Lines containing the word "York" are to be located and copied.

*** Provided data ***

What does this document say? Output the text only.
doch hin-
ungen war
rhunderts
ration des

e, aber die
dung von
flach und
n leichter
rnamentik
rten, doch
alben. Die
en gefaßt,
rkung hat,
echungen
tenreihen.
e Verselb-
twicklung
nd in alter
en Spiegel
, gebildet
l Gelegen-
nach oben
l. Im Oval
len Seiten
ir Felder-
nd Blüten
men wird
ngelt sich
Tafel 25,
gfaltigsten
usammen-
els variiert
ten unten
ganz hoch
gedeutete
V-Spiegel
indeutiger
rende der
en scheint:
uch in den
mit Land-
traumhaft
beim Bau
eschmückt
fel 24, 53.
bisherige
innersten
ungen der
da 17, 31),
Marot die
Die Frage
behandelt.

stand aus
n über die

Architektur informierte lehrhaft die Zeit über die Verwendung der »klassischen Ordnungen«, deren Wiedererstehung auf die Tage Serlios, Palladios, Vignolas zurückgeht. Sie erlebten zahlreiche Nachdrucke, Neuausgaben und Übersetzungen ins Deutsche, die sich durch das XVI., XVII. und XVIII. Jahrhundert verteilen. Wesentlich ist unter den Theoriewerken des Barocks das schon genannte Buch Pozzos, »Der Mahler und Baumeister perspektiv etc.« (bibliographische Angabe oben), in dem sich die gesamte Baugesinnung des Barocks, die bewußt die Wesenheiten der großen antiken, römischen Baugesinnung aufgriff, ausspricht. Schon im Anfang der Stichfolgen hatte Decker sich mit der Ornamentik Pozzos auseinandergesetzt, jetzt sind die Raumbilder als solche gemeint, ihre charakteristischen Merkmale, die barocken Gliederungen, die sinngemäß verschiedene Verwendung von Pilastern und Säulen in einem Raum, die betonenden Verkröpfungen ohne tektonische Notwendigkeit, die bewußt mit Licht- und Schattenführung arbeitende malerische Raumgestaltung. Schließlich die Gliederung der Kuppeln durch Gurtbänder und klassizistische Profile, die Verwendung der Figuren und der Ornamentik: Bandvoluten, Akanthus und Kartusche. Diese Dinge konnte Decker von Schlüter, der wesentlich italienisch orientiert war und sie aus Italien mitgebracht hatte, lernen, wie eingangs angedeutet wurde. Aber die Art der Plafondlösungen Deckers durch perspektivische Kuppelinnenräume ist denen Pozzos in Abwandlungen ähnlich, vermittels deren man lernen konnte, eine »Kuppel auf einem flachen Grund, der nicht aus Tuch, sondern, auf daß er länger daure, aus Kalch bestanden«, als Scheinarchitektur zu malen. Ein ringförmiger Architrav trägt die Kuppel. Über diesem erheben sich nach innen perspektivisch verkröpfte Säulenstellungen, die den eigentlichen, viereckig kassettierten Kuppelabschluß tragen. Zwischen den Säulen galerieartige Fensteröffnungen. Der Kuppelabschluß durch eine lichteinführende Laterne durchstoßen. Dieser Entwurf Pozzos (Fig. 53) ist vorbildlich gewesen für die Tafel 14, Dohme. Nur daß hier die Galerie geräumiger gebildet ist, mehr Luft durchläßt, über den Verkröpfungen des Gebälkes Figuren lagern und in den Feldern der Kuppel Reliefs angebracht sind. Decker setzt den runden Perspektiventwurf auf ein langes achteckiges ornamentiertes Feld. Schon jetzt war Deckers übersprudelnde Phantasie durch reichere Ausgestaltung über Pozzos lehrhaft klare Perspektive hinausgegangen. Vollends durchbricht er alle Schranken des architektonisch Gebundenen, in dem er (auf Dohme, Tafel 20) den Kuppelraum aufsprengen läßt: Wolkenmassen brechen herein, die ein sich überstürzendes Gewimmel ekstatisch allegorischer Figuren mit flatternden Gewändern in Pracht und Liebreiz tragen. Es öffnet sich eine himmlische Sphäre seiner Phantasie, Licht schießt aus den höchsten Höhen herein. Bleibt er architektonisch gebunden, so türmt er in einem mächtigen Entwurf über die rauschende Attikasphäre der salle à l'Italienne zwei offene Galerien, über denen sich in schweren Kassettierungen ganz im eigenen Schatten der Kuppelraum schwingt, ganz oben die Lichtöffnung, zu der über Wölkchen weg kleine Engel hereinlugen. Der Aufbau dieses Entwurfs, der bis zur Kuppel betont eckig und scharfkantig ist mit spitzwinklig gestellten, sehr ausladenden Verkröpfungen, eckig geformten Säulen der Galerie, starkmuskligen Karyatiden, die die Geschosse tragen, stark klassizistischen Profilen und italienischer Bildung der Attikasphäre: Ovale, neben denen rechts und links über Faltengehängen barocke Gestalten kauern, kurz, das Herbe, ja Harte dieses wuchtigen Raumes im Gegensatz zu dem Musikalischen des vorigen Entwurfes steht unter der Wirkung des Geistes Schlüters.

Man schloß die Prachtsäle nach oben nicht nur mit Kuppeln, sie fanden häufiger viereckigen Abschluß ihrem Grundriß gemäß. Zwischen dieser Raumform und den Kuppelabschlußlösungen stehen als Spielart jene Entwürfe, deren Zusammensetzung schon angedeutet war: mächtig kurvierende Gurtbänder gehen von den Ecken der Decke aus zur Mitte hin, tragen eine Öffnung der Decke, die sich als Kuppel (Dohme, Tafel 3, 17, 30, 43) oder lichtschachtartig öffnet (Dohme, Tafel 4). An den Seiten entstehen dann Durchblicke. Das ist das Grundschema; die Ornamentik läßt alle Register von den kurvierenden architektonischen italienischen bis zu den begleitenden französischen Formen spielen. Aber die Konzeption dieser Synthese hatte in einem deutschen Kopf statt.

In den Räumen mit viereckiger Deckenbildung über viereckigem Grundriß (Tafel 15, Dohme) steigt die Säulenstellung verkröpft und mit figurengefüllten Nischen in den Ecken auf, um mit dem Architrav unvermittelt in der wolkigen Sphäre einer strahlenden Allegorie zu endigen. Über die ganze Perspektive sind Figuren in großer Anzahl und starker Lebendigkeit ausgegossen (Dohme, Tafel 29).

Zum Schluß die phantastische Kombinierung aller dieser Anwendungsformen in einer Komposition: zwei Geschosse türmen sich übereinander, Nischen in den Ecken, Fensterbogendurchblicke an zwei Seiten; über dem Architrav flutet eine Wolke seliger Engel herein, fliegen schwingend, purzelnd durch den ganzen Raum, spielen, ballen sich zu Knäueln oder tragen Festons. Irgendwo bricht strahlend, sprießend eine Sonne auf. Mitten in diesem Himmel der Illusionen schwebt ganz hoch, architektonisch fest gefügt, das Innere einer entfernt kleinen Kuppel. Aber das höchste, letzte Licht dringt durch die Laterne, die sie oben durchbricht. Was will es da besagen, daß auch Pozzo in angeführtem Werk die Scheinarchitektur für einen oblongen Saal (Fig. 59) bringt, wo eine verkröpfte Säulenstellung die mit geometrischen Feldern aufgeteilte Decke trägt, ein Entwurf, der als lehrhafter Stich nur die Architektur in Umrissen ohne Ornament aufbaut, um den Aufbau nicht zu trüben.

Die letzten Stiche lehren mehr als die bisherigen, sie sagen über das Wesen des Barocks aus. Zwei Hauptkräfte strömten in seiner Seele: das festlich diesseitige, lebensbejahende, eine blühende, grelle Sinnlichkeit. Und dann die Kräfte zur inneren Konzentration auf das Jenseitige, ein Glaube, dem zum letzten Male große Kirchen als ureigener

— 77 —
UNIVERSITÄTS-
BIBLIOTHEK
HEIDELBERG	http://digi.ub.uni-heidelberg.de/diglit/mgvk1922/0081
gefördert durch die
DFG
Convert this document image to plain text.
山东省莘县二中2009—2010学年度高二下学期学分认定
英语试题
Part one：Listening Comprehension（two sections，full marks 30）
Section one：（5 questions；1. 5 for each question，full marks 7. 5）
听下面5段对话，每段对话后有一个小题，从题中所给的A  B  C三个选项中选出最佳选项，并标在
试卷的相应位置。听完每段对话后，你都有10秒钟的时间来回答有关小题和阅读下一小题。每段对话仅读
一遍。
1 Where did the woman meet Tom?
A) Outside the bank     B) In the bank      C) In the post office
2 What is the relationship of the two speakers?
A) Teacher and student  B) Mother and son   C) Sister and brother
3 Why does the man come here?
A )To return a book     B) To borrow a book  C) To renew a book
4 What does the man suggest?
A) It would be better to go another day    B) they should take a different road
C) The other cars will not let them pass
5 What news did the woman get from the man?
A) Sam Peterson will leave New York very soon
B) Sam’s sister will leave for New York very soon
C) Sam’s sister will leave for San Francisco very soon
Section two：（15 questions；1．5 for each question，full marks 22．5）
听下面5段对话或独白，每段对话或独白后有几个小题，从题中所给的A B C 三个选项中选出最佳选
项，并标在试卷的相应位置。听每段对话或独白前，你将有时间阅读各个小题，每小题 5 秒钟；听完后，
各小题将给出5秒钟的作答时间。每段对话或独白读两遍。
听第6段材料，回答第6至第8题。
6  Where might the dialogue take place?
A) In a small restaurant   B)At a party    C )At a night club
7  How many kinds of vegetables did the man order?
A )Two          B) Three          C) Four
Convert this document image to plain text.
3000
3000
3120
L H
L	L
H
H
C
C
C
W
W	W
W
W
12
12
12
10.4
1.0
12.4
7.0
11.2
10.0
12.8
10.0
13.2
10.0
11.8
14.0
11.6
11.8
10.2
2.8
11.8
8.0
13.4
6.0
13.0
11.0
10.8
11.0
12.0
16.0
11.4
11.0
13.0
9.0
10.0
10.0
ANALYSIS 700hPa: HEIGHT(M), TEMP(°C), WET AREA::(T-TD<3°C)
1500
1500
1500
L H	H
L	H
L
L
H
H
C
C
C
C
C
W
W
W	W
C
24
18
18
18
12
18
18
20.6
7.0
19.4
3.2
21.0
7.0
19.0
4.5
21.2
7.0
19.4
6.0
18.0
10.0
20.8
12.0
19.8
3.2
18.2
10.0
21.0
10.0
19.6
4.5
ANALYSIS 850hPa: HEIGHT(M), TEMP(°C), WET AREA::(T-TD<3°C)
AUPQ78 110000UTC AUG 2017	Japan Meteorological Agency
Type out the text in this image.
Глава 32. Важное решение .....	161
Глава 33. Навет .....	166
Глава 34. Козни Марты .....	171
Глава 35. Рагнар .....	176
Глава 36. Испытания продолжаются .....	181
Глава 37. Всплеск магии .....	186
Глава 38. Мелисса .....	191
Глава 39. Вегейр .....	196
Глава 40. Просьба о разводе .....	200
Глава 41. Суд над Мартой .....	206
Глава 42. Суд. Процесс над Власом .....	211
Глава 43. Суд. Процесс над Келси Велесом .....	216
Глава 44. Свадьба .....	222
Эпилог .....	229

***

▸ **Answer in full**
A) Sam Peterson will leave New York very soon
B) Sam’s sister will leave for New York very soon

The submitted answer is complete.